Your goal
Omit all images, then return the remaining material exactly as it stands.
· · ·
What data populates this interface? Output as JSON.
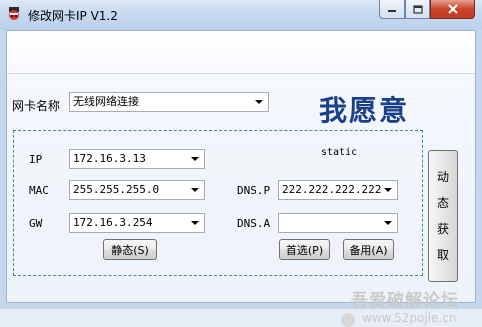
{
  "window": {
    "title": "修改网卡IP V1.2",
    "controls": {
      "minimize_icon": "minimize-icon",
      "maximize_icon": "maximize-icon",
      "close_icon": "close-icon"
    }
  },
  "adapter": {
    "label": "网卡名称",
    "value": "无线网络连接"
  },
  "banner": "我愿意",
  "mode_label": "static",
  "fields": {
    "ip": {
      "label": "IP",
      "value": "172.16.3.13"
    },
    "mac": {
      "label": "MAC",
      "value": "255.255.255.0"
    },
    "gw": {
      "label": "GW",
      "value": "172.16.3.254"
    },
    "dns_p": {
      "label": "DNS.P",
      "value": "222.222.222.222"
    },
    "dns_a": {
      "label": "DNS.A",
      "value": ""
    }
  },
  "buttons": {
    "static": "静态(S)",
    "primary": "首选(P)",
    "backup": "备用(A)",
    "dynamic": [
      "动",
      "态",
      "获",
      "取"
    ]
  },
  "watermark": {
    "text": "吾爱破解论坛",
    "url": "www.52pojie.cn"
  },
  "colors": {
    "banner": "#1c3f8a",
    "group_border": "#3f8f8f",
    "close_button": "#c8452e"
  }
}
· · ·
Solution for this exercise
What data populates this interface? Output as JSON.
{
  "window": {
    "title": "修改网卡IP V1.2",
    "controls": {
      "minimize_icon": "minimize-icon",
      "maximize_icon": "maximize-icon",
      "close_icon": "close-icon"
    }
  },
  "adapter": {
    "label": "网卡名称",
    "value": "无线网络连接"
  },
  "banner": "我愿意",
  "mode_label": "static",
  "fields": {
    "ip": {
      "label": "IP",
      "value": "172.16.3.13"
    },
    "mac": {
      "label": "MAC",
      "value": "255.255.255.0"
    },
    "gw": {
      "label": "GW",
      "value": "172.16.3.254"
    },
    "dns_p": {
      "label": "DNS.P",
      "value": "222.222.222.222"
    },
    "dns_a": {
      "label": "DNS.A",
      "value": ""
    }
  },
  "buttons": {
    "static": "静态(S)",
    "primary": "首选(P)",
    "backup": "备用(A)",
    "dynamic": [
      "动",
      "态",
      "获",
      "取"
    ]
  },
  "watermark": {
    "text": "吾爱破解论坛",
    "url": "www.52pojie.cn"
  },
  "colors": {
    "banner": "#1c3f8a",
    "group_border": "#3f8f8f",
    "close_button": "#c8452e"
  }
}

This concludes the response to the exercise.